## Exercise description
Look through the material below. Copy every line with the string "name" in it.

· · · · ·

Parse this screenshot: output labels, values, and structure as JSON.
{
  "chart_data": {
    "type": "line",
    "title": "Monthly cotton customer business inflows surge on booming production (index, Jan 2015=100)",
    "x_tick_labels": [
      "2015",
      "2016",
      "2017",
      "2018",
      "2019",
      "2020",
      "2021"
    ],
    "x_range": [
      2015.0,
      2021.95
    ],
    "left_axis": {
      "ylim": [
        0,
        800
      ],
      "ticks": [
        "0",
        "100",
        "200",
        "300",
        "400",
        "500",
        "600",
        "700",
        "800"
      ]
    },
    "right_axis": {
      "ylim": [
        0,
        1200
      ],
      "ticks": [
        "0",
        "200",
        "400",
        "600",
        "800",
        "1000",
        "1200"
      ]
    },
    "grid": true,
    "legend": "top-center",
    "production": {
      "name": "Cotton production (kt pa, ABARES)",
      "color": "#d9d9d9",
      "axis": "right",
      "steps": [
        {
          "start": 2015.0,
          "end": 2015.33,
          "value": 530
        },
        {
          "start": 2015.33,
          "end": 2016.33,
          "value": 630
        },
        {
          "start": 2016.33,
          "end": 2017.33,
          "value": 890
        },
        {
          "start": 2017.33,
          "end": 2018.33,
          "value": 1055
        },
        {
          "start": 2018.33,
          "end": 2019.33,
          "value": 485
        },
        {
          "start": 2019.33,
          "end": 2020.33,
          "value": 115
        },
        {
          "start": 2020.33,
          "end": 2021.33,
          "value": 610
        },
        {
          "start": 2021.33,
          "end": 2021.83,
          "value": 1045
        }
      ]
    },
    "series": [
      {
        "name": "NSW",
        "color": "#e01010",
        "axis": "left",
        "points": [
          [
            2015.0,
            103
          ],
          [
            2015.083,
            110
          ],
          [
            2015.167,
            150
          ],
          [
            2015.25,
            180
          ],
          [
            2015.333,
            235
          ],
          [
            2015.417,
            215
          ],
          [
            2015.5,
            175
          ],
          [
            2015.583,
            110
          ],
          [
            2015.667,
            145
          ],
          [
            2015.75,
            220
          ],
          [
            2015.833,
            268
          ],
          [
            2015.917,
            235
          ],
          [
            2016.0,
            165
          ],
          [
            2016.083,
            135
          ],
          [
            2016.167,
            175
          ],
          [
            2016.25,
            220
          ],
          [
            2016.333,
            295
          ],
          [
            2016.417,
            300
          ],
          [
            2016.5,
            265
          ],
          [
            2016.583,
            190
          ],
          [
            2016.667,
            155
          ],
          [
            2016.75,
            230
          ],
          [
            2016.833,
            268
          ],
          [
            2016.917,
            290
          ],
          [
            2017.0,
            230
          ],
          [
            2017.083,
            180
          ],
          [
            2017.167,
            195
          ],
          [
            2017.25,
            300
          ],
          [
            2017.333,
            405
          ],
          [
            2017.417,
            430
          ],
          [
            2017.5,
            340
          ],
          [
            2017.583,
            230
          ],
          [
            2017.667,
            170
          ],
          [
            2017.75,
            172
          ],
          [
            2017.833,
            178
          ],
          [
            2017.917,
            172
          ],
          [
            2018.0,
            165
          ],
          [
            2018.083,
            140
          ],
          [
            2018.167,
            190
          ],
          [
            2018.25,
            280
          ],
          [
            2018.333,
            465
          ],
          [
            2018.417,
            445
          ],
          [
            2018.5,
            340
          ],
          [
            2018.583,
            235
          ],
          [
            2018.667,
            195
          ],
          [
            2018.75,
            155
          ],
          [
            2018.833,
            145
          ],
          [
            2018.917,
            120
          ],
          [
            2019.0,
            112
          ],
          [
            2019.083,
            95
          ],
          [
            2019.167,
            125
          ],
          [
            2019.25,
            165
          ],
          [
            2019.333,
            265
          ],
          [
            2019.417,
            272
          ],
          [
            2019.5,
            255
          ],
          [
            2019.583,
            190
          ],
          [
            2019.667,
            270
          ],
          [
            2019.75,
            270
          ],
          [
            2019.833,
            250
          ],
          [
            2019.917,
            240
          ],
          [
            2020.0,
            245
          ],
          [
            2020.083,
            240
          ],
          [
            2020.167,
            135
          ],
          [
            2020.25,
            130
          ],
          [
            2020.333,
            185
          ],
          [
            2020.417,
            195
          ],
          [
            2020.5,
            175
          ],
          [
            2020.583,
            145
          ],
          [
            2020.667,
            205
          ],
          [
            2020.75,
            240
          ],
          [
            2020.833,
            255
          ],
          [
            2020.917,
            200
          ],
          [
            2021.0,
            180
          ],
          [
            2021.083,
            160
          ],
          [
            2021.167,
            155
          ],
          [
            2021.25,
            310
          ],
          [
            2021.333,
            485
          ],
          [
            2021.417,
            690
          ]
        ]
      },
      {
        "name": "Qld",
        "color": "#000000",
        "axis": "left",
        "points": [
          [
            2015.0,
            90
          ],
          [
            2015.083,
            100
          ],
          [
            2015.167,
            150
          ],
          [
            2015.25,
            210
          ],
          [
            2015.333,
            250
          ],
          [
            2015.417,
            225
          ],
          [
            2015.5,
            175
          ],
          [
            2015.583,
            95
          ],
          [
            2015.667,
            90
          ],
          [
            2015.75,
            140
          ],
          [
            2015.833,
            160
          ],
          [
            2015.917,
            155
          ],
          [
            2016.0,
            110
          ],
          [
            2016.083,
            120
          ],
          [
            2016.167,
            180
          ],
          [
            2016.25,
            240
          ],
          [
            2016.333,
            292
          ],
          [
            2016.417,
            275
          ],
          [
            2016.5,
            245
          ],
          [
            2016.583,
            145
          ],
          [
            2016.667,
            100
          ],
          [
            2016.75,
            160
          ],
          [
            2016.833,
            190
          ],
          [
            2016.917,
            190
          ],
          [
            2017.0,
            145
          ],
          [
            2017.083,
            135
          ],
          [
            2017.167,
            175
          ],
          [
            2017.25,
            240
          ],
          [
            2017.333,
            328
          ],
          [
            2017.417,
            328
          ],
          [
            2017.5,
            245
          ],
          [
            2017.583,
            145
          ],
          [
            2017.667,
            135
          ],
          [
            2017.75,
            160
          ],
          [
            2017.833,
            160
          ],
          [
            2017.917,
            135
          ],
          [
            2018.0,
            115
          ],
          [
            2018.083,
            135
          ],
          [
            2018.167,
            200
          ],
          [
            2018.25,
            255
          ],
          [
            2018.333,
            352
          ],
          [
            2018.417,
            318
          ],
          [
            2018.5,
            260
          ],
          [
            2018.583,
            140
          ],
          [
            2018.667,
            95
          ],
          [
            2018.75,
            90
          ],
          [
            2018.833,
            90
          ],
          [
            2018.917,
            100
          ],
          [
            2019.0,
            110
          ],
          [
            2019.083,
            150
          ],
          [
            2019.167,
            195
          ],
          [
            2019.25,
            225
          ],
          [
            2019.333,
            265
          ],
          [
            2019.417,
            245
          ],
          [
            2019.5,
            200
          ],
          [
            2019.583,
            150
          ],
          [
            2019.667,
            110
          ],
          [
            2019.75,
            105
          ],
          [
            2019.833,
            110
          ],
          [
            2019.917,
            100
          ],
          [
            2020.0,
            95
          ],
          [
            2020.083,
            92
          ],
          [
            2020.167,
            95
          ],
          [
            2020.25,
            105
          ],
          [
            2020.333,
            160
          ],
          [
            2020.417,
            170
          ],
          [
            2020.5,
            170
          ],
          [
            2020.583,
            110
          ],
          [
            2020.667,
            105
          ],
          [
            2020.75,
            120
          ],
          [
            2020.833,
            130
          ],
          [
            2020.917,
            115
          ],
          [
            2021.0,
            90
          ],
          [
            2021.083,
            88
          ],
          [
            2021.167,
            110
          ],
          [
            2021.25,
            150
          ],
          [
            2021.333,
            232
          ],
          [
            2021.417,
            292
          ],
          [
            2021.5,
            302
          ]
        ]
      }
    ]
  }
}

· · · · ·

## Exercise output
      "name": "Cotton production (kt pa, ABARES)",
        "name": "NSW",
        "name": "Qld",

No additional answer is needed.